[Extracted data entries]

_ _ _ _ _ _ _

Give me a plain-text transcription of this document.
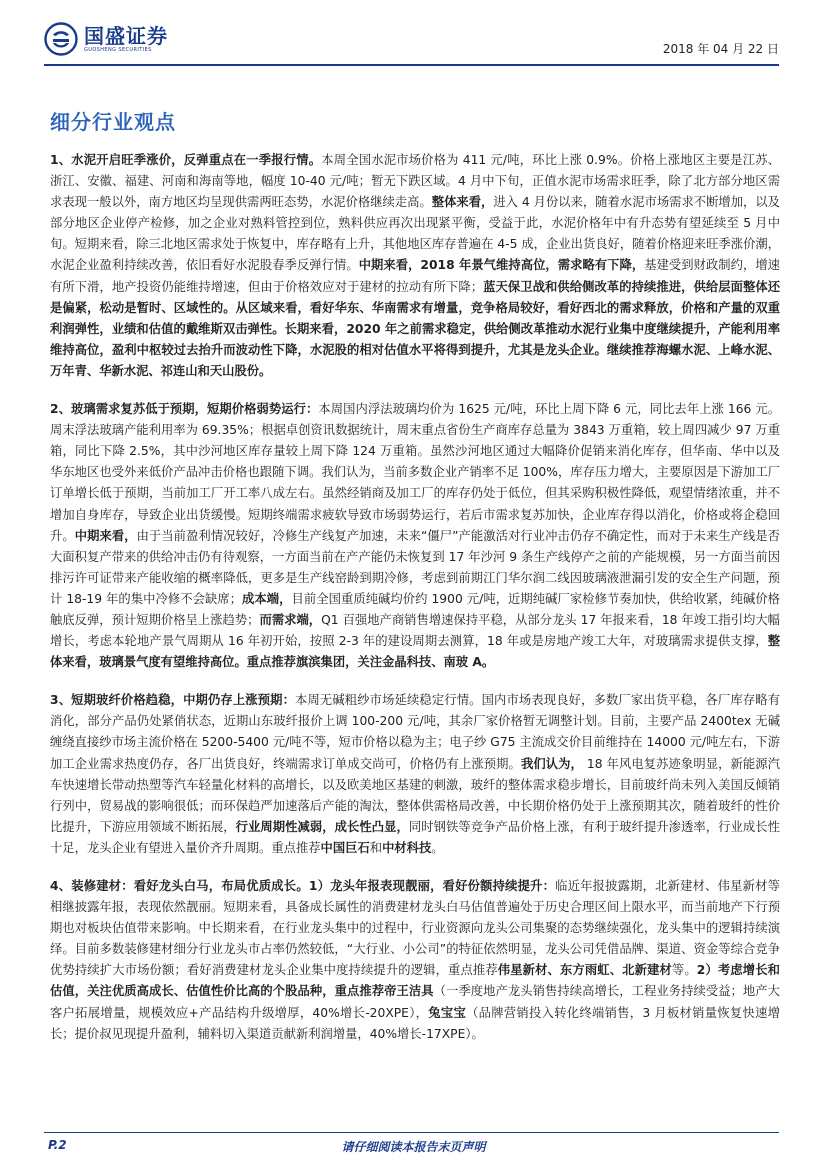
国盛证券
GUOSHENG SECURITIES	2018 年 04 月 22 日
细分行业观点

1、水泥开启旺季涨价，反弹重点在一季报行情。本周全国水泥市场价格为 411 元/吨，环比上涨 0.9%。价格上涨地区主要是江苏、浙江、安徽、福建、河南和海南等地，幅度 10-40 元/吨；暂无下跌区域。4 月中下旬，正值水泥市场需求旺季，除了北方部分地区需求表现一般以外，南方地区均呈现供需两旺态势，水泥价格继续走高。整体来看，进入 4 月份以来，随着水泥市场需求不断增加，以及部分地区企业停产检修，加之企业对熟料管控到位，熟料供应再次出现紧平衡，受益于此，水泥价格年中有升态势有望延续至 5 月中旬。短期来看，除三北地区需求处于恢复中，库存略有上升，其他地区库存普遍在 4-5 成，企业出货良好，随着价格迎来旺季涨价潮，水泥企业盈利持续改善，依旧看好水泥股春季反弹行情。中期来看，2018 年景气维持高位，需求略有下降，基建受到财政制约，增速有所下滑，地产投资仍能维持增速，但由于价格效应对于建材的拉动有所下降；蓝天保卫战和供给侧改革的持续推进，供给层面整体还是偏紧，松动是暂时、区域性的。从区域来看，看好华东、华南需求有增量，竞争格局较好，看好西北的需求释放，价格和产量的双重利润弹性，业绩和估值的戴维斯双击弹性。长期来看，2020 年之前需求稳定，供给侧改革推动水泥行业集中度继续提升，产能利用率维持高位，盈利中枢较过去抬升而波动性下降，水泥股的相对估值水平将得到提升，尤其是龙头企业。继续推荐海螺水泥、上峰水泥、万年青、华新水泥、祁连山和天山股份。

2、玻璃需求复苏低于预期，短期价格弱势运行：本周国内浮法玻璃均价为 1625 元/吨，环比上周下降 6 元，同比去年上涨 166 元。周末浮法玻璃产能利用率为 69.35%；根据卓创资讯数据统计，周末重点省份生产商库存总量为 3843 万重箱，较上周四减少 97 万重箱，同比下降 2.5%，其中沙河地区库存量较上周下降 124 万重箱。虽然沙河地区通过大幅降价促销来消化库存，但华南、华中以及华东地区也受外来低价产品冲击价格也跟随下调。我们认为，当前多数企业产销率不足 100%，库存压力增大，主要原因是下游加工厂订单增长低于预期，当前加工厂开工率八成左右。虽然经销商及加工厂的库存仍处于低位，但其采购积极性降低，观望情绪浓重，并不增加自身库存，导致企业出货缓慢。短期终端需求疲软导致市场弱势运行，若后市需求复苏加快，企业库存得以消化，价格或将企稳回升。中期来看，由于当前盈利情况较好，冷修生产线复产加速，未来“僵尸”产能激活对行业冲击仍存不确定性，而对于未来生产线是否大面积复产带来的供给冲击仍有待观察，一方面当前在产产能仍未恢复到 17 年沙河 9 条生产线停产之前的产能规模，另一方面当前因排污许可证带来产能收缩的概率降低，更多是生产线窑龄到期冷修，考虑到前期江门华尔润二线因玻璃液泄漏引发的安全生产问题，预计 18-19 年的集中冷修不会缺席；成本端，目前全国重质纯碱均价约 1900 元/吨，近期纯碱厂家检修节奏加快，供给收紧，纯碱价格触底反弹，预计短期价格呈上涨趋势；而需求端，Q1 百强地产商销售增速保持平稳，从部分龙头 17 年报来看，18 年竣工指引均大幅增长，考虑本轮地产景气周期从 16 年初开始，按照 2-3 年的建设周期去测算，18 年或是房地产竣工大年，对玻璃需求提供支撑，整体来看，玻璃景气度有望维持高位。重点推荐旗滨集团，关注金晶科技、南玻 A。

3、短期玻纤价格趋稳，中期仍存上涨预期：本周无碱粗纱市场延续稳定行情。国内市场表现良好，多数厂家出货平稳，各厂库存略有消化，部分产品仍处紧俏状态，近期山东玻纤报价上调 100-200 元/吨，其余厂家价格暂无调整计划。目前，主要产品 2400tex 无碱缠绕直接纱市场主流价格在 5200-5400 元/吨不等，短市价格以稳为主；电子纱 G75 主流成交价目前维持在 14000 元/吨左右，下游加工企业需求热度仍存，各厂出货良好，终端需求订单成交尚可，价格仍有上涨预期。我们认为， 18 年风电复苏迹象明显，新能源汽车快速增长带动热塑等汽车轻量化材料的高增长，以及欧美地区基建的刺激，玻纤的整体需求稳步增长，目前玻纤尚未列入美国反倾销行列中，贸易战的影响很低；而环保趋严加速落后产能的淘汰，整体供需格局改善，中长期价格仍处于上涨预期其次，随着玻纤的性价比提升，下游应用领域不断拓展，行业周期性减弱，成长性凸显，同时钢铁等竞争产品价格上涨，有利于玻纤提升渗透率，行业成长性十足，龙头企业有望进入量价齐升周期。重点推荐中国巨石和中材科技。

4、装修建材：看好龙头白马，布局优质成长。1）龙头年报表现靓丽，看好份额持续提升：临近年报披露期，北新建材、伟星新材等相继披露年报，表现依然靓丽。短期来看，具备成长属性的消费建材龙头白马估值普遍处于历史合理区间上限水平，而当前地产下行预期也对板块估值带来影响。中长期来看，在行业龙头集中的过程中，行业资源向龙头公司集聚的态势继续强化，龙头集中的逻辑持续演绎。目前多数装修建材细分行业龙头市占率仍然较低，“大行业、小公司”的特征依然明显，龙头公司凭借品牌、渠道、资金等综合竞争优势持续扩大市场份额；看好消费建材龙头企业集中度持续提升的逻辑，重点推荐伟星新材、东方雨虹、北新建材等。2）考虑增长和估值，关注优质高成长、估值性价比高的个股品种，重点推荐帝王洁具（一季度地产龙头销售持续高增长，工程业务持续受益；地产大客户拓展增量，规模效应+产品结构升级增厚，40%增长-20XPE），兔宝宝（品牌营销投入转化终端销售，3 月板材销量恢复快速增长；提价叔见现提升盈利，辅料切入渠道贡献新利润增量，40%增长-17XPE）。

P.2	请仔细阅读本报告末页声明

_ _ _ _ _ _ _

# Exercise goal
Restate the whole of the material word for word without the pictures.

# Finished answer
Give me a plain-text transcription of this document.
国盛证券
GUOSHENG SECURITIES	2018 年 04 月 22 日
细分行业观点

1、水泥开启旺季涨价，反弹重点在一季报行情。本周全国水泥市场价格为 411 元/吨，环比上涨 0.9%。价格上涨地区主要是江苏、浙江、安徽、福建、河南和海南等地，幅度 10-40 元/吨；暂无下跌区域。4 月中下旬，正值水泥市场需求旺季，除了北方部分地区需求表现一般以外，南方地区均呈现供需两旺态势，水泥价格继续走高。整体来看，进入 4 月份以来，随着水泥市场需求不断增加，以及部分地区企业停产检修，加之企业对熟料管控到位，熟料供应再次出现紧平衡，受益于此，水泥价格年中有升态势有望延续至 5 月中旬。短期来看，除三北地区需求处于恢复中，库存略有上升，其他地区库存普遍在 4-5 成，企业出货良好，随着价格迎来旺季涨价潮，水泥企业盈利持续改善，依旧看好水泥股春季反弹行情。中期来看，2018 年景气维持高位，需求略有下降，基建受到财政制约，增速有所下滑，地产投资仍能维持增速，但由于价格效应对于建材的拉动有所下降；蓝天保卫战和供给侧改革的持续推进，供给层面整体还是偏紧，松动是暂时、区域性的。从区域来看，看好华东、华南需求有增量，竞争格局较好，看好西北的需求释放，价格和产量的双重利润弹性，业绩和估值的戴维斯双击弹性。长期来看，2020 年之前需求稳定，供给侧改革推动水泥行业集中度继续提升，产能利用率维持高位，盈利中枢较过去抬升而波动性下降，水泥股的相对估值水平将得到提升，尤其是龙头企业。继续推荐海螺水泥、上峰水泥、万年青、华新水泥、祁连山和天山股份。

2、玻璃需求复苏低于预期，短期价格弱势运行：本周国内浮法玻璃均价为 1625 元/吨，环比上周下降 6 元，同比去年上涨 166 元。周末浮法玻璃产能利用率为 69.35%；根据卓创资讯数据统计，周末重点省份生产商库存总量为 3843 万重箱，较上周四减少 97 万重箱，同比下降 2.5%，其中沙河地区库存量较上周下降 124 万重箱。虽然沙河地区通过大幅降价促销来消化库存，但华南、华中以及华东地区也受外来低价产品冲击价格也跟随下调。我们认为，当前多数企业产销率不足 100%，库存压力增大，主要原因是下游加工厂订单增长低于预期，当前加工厂开工率八成左右。虽然经销商及加工厂的库存仍处于低位，但其采购积极性降低，观望情绪浓重，并不增加自身库存，导致企业出货缓慢。短期终端需求疲软导致市场弱势运行，若后市需求复苏加快，企业库存得以消化，价格或将企稳回升。中期来看，由于当前盈利情况较好，冷修生产线复产加速，未来“僵尸”产能激活对行业冲击仍存不确定性，而对于未来生产线是否大面积复产带来的供给冲击仍有待观察，一方面当前在产产能仍未恢复到 17 年沙河 9 条生产线停产之前的产能规模，另一方面当前因排污许可证带来产能收缩的概率降低，更多是生产线窑龄到期冷修，考虑到前期江门华尔润二线因玻璃液泄漏引发的安全生产问题，预计 18-19 年的集中冷修不会缺席；成本端，目前全国重质纯碱均价约 1900 元/吨，近期纯碱厂家检修节奏加快，供给收紧，纯碱价格触底反弹，预计短期价格呈上涨趋势；而需求端，Q1 百强地产商销售增速保持平稳，从部分龙头 17 年报来看，18 年竣工指引均大幅增长，考虑本轮地产景气周期从 16 年初开始，按照 2-3 年的建设周期去测算，18 年或是房地产竣工大年，对玻璃需求提供支撑，整体来看，玻璃景气度有望维持高位。重点推荐旗滨集团，关注金晶科技、南玻 A。

3、短期玻纤价格趋稳，中期仍存上涨预期：本周无碱粗纱市场延续稳定行情。国内市场表现良好，多数厂家出货平稳，各厂库存略有消化，部分产品仍处紧俏状态，近期山东玻纤报价上调 100-200 元/吨，其余厂家价格暂无调整计划。目前，主要产品 2400tex 无碱缠绕直接纱市场主流价格在 5200-5400 元/吨不等，短市价格以稳为主；电子纱 G75 主流成交价目前维持在 14000 元/吨左右，下游加工企业需求热度仍存，各厂出货良好，终端需求订单成交尚可，价格仍有上涨预期。我们认为， 18 年风电复苏迹象明显，新能源汽车快速增长带动热塑等汽车轻量化材料的高增长，以及欧美地区基建的刺激，玻纤的整体需求稳步增长，目前玻纤尚未列入美国反倾销行列中，贸易战的影响很低；而环保趋严加速落后产能的淘汰，整体供需格局改善，中长期价格仍处于上涨预期其次，随着玻纤的性价比提升，下游应用领域不断拓展，行业周期性减弱，成长性凸显，同时钢铁等竞争产品价格上涨，有利于玻纤提升渗透率，行业成长性十足，龙头企业有望进入量价齐升周期。重点推荐中国巨石和中材科技。

4、装修建材：看好龙头白马，布局优质成长。1）龙头年报表现靓丽，看好份额持续提升：临近年报披露期，北新建材、伟星新材等相继披露年报，表现依然靓丽。短期来看，具备成长属性的消费建材龙头白马估值普遍处于历史合理区间上限水平，而当前地产下行预期也对板块估值带来影响。中长期来看，在行业龙头集中的过程中，行业资源向龙头公司集聚的态势继续强化，龙头集中的逻辑持续演绎。目前多数装修建材细分行业龙头市占率仍然较低，“大行业、小公司”的特征依然明显，龙头公司凭借品牌、渠道、资金等综合竞争优势持续扩大市场份额；看好消费建材龙头企业集中度持续提升的逻辑，重点推荐伟星新材、东方雨虹、北新建材等。2）考虑增长和估值，关注优质高成长、估值性价比高的个股品种，重点推荐帝王洁具（一季度地产龙头销售持续高增长，工程业务持续受益；地产大客户拓展增量，规模效应+产品结构升级增厚，40%增长-20XPE），兔宝宝（品牌营销投入转化终端销售，3 月板材销量恢复快速增长；提价叔见现提升盈利，辅料切入渠道贡献新利润增量，40%增长-17XPE）。

P.2	请仔细阅读本报告末页声明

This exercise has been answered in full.